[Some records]
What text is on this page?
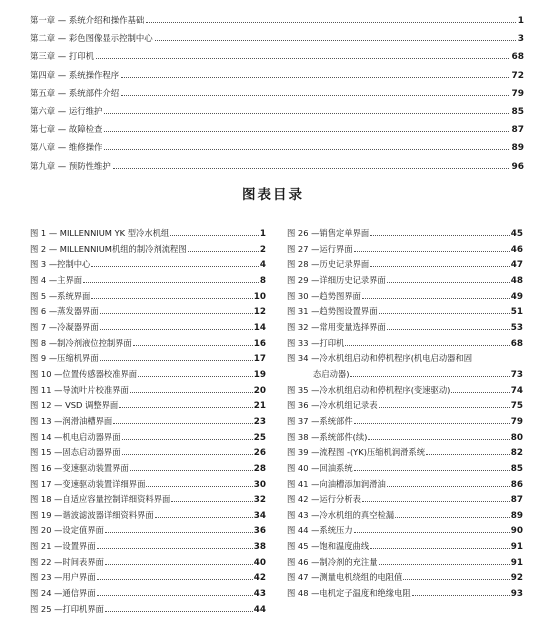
第一章 — 系统介绍和操作基础	1
第二章 — 彩色图像显示控制中心	3
第三章 — 打印机	68
第四章 — 系统操作程序	72
第五章 — 系统部件介绍	79
第六章 — 运行维护	85
第七章 — 故障检查	87
第八章 — 维修操作	89
第九章 — 预防性维护	96
图表目录
图 1 — MILLENNIUM YK 型冷水机组	1
图 2 — MILLENNIUM机组的制冷剂流程图	2
图 3 —控制中心	4
图 4 —主界面	8
图 5 —系统界面	10
图 6 —蒸发器界面	12
图 7 —冷凝器界面	14
图 8 —制冷剂液位控制界面	16
图 9 —压缩机界面	17
图 10 —位置传感器校准界面	19
图 11 —导流叶片校准界面	20
图 12 — VSD 调整界面	21
图 13 —润滑油槽界面	23
图 14 —机电启动器界面	25
图 15 —固态启动器界面	26
图 16 —变速驱动装置界面	28
图 17 —变速驱动装置详细界面	30
图 18 —自适应容量控制详细资料界面	32
图 19 —谐波滤波器详细资料界面	34
图 20 —设定值界面	36
图 21 —设置界面	38
图 22 —时间表界面	40
图 23 —用户界面	42
图 24 —通信界面	43
图 25 —打印机界面	44
图 26 —销售定单界面	45
图 27 —运行界面	46
图 28 —历史记录界面	47
图 29 —详细历史记录界面	48
图 30 —趋势图界面	49
图 31 —趋势图设置界面	51
图 32 —常用变量选择界面	53
图 33 —打印机	68
图 34 —冷水机组启动和停机程序(机电启动器和固
态启动器)	73
图 35 —冷水机组启动和停机程序(变速驱动)	74
图 36 —冷水机组记录表	75
图 37 —系统部件	79
图 38 —系统部件(续)	80
图 39 —流程图 -(YK)压缩机润滑系统	82
图 40 —回油系统	85
图 41 —向油槽添加润滑油	86
图 42 —运行分析表	87
图 43 —冷水机组的真空检漏	89
图 44 —系统压力	90
图 45 —饱和温度曲线	91
图 46 —制冷剂的充注量	91
图 47 —测量电机绕组的电阻值	92
图 48 —电机定子温度和绝缘电阻	93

- PROBLEM TO WORK ON
Return from the data every line that holds "冷水机组启动和停机程序".

- OUTPUT
图 34 —冷水机组启动和停机程序(机电启动器和固
图 35 —冷水机组启动和停机程序(变速驱动)	74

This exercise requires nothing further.